• [TASK BRIEF]: Identify all lines in the listing that include the word "Niijima", and copy them out.
********************
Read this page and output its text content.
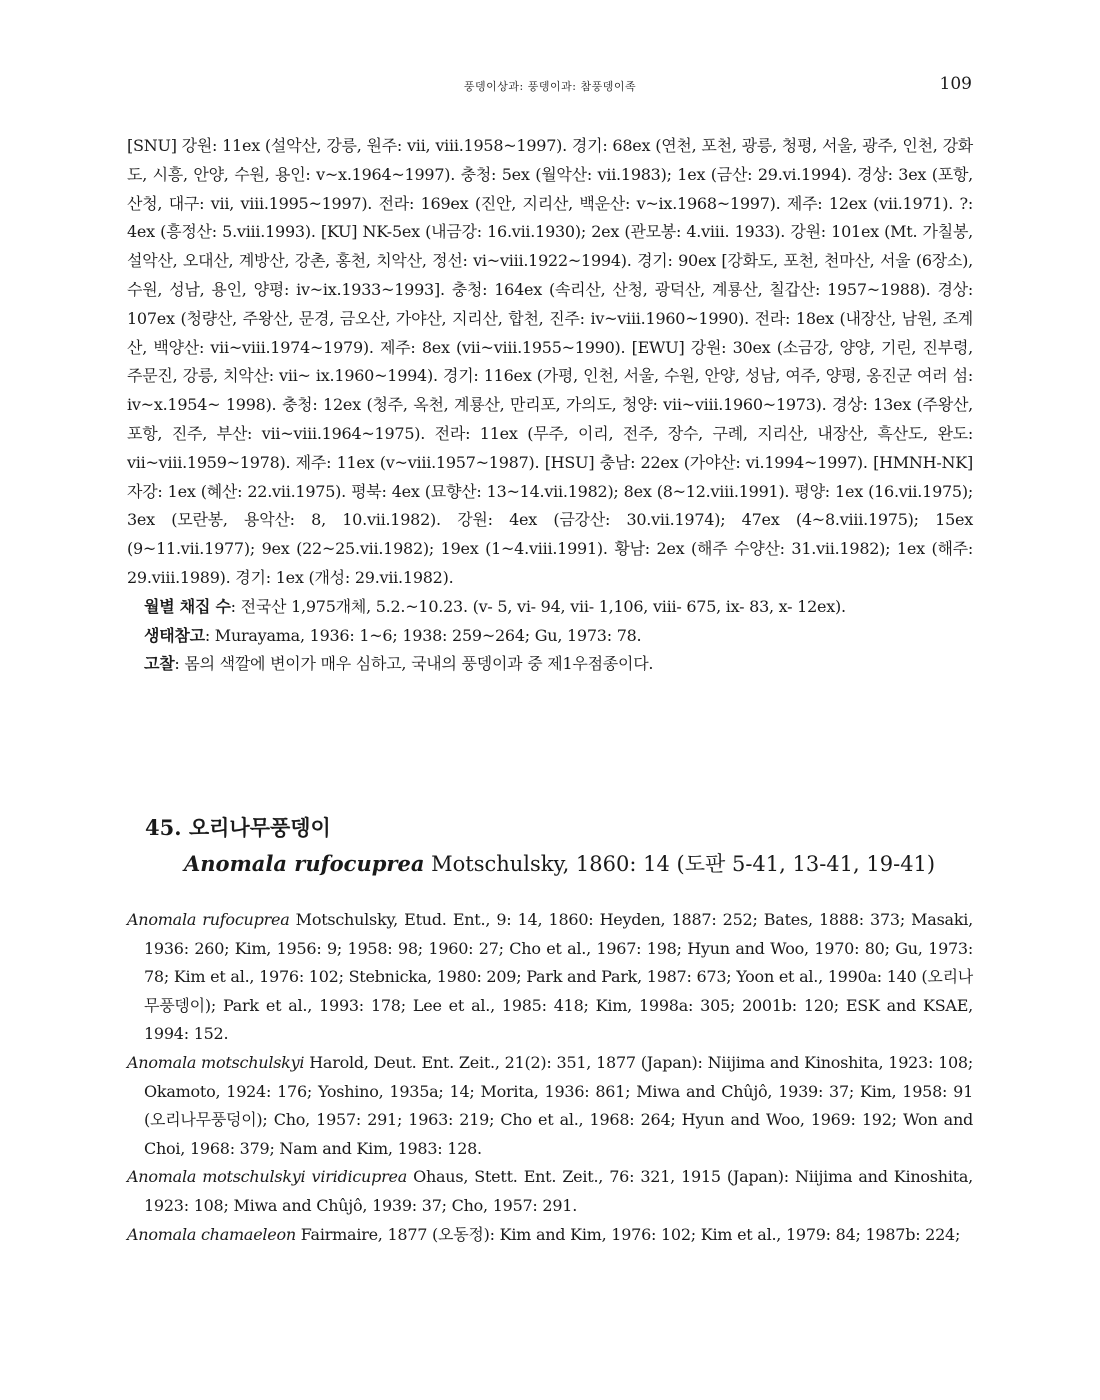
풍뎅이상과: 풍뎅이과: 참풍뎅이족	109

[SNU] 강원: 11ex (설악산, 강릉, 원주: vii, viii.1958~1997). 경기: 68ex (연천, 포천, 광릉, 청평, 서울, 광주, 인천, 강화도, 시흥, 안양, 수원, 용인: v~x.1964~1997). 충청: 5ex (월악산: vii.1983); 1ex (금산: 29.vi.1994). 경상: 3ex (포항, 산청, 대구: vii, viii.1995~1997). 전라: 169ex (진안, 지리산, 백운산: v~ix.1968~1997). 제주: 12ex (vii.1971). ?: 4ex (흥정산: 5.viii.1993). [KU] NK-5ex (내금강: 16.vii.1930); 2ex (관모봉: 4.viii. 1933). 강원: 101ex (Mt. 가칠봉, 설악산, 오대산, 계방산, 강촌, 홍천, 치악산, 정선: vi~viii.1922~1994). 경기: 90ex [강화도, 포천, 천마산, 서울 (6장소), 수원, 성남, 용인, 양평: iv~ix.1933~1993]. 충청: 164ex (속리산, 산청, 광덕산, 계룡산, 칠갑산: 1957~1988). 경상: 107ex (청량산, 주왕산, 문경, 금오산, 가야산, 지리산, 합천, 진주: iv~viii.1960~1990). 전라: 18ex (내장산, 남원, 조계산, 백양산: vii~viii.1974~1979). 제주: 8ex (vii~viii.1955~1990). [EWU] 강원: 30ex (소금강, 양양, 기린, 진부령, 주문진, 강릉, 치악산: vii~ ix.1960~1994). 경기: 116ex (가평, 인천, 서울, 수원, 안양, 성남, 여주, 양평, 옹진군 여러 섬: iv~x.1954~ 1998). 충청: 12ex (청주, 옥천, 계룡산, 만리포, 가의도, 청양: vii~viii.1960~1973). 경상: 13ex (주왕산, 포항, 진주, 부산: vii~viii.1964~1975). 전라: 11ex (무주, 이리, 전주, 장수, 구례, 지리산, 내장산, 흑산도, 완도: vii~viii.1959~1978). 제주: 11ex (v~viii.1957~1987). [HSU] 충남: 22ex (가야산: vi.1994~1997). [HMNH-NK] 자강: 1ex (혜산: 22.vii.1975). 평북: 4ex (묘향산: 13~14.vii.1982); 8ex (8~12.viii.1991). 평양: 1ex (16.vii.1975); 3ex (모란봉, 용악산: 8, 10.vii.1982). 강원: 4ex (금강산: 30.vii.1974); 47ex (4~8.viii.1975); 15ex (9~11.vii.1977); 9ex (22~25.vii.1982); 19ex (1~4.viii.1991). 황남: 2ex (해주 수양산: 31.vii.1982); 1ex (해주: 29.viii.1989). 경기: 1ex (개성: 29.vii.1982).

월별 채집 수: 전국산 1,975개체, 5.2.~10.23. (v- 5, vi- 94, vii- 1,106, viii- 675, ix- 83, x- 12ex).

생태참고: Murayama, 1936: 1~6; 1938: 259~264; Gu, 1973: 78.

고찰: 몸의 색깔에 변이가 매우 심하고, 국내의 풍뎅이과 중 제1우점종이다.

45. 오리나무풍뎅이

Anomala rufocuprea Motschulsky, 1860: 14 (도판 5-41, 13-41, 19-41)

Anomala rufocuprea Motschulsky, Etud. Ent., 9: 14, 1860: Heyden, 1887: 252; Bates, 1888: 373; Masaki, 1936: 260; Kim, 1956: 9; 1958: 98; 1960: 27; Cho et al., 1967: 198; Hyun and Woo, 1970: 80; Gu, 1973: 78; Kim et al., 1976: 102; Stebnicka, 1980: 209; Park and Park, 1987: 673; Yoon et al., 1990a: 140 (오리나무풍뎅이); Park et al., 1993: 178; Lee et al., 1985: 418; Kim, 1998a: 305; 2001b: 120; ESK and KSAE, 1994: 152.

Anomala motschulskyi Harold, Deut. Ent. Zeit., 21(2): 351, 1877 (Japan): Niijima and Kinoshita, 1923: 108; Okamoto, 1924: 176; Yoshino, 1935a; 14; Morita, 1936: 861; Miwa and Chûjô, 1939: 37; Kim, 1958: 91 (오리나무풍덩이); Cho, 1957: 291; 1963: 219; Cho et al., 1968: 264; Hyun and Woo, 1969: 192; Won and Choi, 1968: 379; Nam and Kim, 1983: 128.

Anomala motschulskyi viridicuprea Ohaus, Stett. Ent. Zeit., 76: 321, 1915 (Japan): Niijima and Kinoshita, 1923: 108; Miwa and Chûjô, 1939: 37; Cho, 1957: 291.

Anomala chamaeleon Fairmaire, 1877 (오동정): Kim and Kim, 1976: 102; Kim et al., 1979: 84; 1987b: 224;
********************
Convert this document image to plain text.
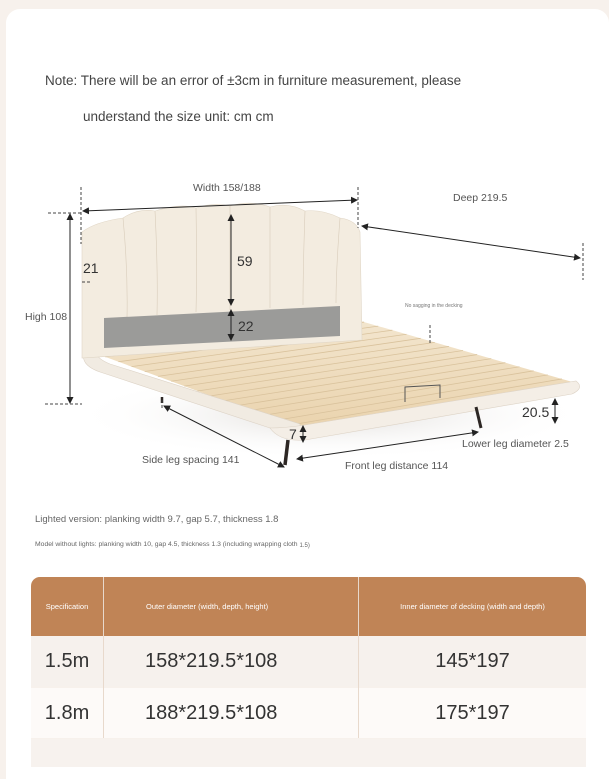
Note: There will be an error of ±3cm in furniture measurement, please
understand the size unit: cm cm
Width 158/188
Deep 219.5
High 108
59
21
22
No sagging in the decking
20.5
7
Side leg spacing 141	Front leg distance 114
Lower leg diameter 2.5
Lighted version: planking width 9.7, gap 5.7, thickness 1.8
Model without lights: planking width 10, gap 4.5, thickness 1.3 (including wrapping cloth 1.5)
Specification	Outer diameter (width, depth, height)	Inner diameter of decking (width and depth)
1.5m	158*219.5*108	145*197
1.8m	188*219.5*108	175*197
********************
• [ANSWER IN FULL]:
Anomala motschulskyi Harold, Deut. Ent. Zeit., 21(2): 351, 1877 (Japan): Niijima and Kinoshita, 1923: 108; Okamoto, 1924: 176; Yoshino, 1935a; 14; Morita, 1936: 861; Miwa and Chûjô, 1939: 37; Kim, 1958: 91 (오리나무풍덩이); Cho, 1957: 291; 1963: 219; Cho et al., 1968: 264; Hyun and Woo, 1969: 192; Won and Choi, 1968: 379; Nam and Kim, 1983: 128.
Anomala motschulskyi viridicuprea Ohaus, Stett. Ent. Zeit., 76: 321, 1915 (Japan): Niijima and Kinoshita, 1923: 108; Miwa and Chûjô, 1939: 37; Cho, 1957: 291.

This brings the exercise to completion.